Produce a verbatim copy of the entries listed below.
__________________________________________________
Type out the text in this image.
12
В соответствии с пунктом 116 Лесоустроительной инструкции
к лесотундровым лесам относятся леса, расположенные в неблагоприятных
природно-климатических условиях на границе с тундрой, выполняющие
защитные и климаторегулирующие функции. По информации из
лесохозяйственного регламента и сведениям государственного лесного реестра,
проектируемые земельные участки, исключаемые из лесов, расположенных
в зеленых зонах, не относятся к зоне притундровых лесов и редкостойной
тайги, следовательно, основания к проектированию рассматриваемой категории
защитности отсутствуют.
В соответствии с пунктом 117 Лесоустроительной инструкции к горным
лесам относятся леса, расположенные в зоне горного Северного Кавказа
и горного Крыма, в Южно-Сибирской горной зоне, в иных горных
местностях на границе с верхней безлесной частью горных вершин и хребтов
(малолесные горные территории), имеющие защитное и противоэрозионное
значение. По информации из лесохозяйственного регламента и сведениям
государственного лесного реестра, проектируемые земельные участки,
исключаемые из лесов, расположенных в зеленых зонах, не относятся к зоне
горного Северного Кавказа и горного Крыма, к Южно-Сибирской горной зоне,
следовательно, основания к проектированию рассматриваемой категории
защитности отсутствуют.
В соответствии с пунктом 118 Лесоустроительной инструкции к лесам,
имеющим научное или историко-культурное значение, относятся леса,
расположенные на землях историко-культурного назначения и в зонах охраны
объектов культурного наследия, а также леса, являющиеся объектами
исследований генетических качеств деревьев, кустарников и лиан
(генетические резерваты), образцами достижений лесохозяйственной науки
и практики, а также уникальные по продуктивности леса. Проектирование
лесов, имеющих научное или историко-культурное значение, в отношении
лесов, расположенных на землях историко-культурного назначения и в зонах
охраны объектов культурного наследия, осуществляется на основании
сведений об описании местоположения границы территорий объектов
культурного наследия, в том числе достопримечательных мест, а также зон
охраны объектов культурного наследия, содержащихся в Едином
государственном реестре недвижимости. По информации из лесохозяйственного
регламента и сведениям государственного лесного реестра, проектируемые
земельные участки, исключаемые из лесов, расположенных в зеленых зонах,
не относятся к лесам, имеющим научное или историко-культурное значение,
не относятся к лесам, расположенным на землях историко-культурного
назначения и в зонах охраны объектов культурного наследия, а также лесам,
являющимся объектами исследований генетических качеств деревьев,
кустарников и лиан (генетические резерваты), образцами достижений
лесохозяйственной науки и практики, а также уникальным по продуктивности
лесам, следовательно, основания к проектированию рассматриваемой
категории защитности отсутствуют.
__________________________________________________
--- Result of the task ---
Type out the text in this image.
12
В соответствии с пунктом 116 Лесоустроительной инструкции
к лесотундровым лесам относятся леса, расположенные в неблагоприятных
природно-климатических условиях на границе с тундрой, выполняющие
защитные и климаторегулирующие функции. По информации из
лесохозяйственного регламента и сведениям государственного лесного реестра,
проектируемые земельные участки, исключаемые из лесов, расположенных
в зеленых зонах, не относятся к зоне притундровых лесов и редкостойной
тайги, следовательно, основания к проектированию рассматриваемой категории
защитности отсутствуют.
В соответствии с пунктом 117 Лесоустроительной инструкции к горным
лесам относятся леса, расположенные в зоне горного Северного Кавказа
и горного Крыма, в Южно-Сибирской горной зоне, в иных горных
местностях на границе с верхней безлесной частью горных вершин и хребтов
(малолесные горные территории), имеющие защитное и противоэрозионное
значение. По информации из лесохозяйственного регламента и сведениям
государственного лесного реестра, проектируемые земельные участки,
исключаемые из лесов, расположенных в зеленых зонах, не относятся к зоне
горного Северного Кавказа и горного Крыма, к Южно-Сибирской горной зоне,
следовательно, основания к проектированию рассматриваемой категории
защитности отсутствуют.
В соответствии с пунктом 118 Лесоустроительной инструкции к лесам,
имеющим научное или историко-культурное значение, относятся леса,
расположенные на землях историко-культурного назначения и в зонах охраны
объектов культурного наследия, а также леса, являющиеся объектами
исследований генетических качеств деревьев, кустарников и лиан
(генетические резерваты), образцами достижений лесохозяйственной науки
и практики, а также уникальные по продуктивности леса. Проектирование
лесов, имеющих научное или историко-культурное значение, в отношении
лесов, расположенных на землях историко-культурного назначения и в зонах
охраны объектов культурного наследия, осуществляется на основании
сведений об описании местоположения границы территорий объектов
культурного наследия, в том числе достопримечательных мест, а также зон
охраны объектов культурного наследия, содержащихся в Едином
государственном реестре недвижимости. По информации из лесохозяйственного
регламента и сведениям государственного лесного реестра, проектируемые
земельные участки, исключаемые из лесов, расположенных в зеленых зонах,
не относятся к лесам, имеющим научное или историко-культурное значение,
не относятся к лесам, расположенным на землях историко-культурного
назначения и в зонах охраны объектов культурного наследия, а также лесам,
являющимся объектами исследований генетических качеств деревьев,
кустарников и лиан (генетические резерваты), образцами достижений
лесохозяйственной науки и практики, а также уникальным по продуктивности
лесам, следовательно, основания к проектированию рассматриваемой
категории защитности отсутствуют.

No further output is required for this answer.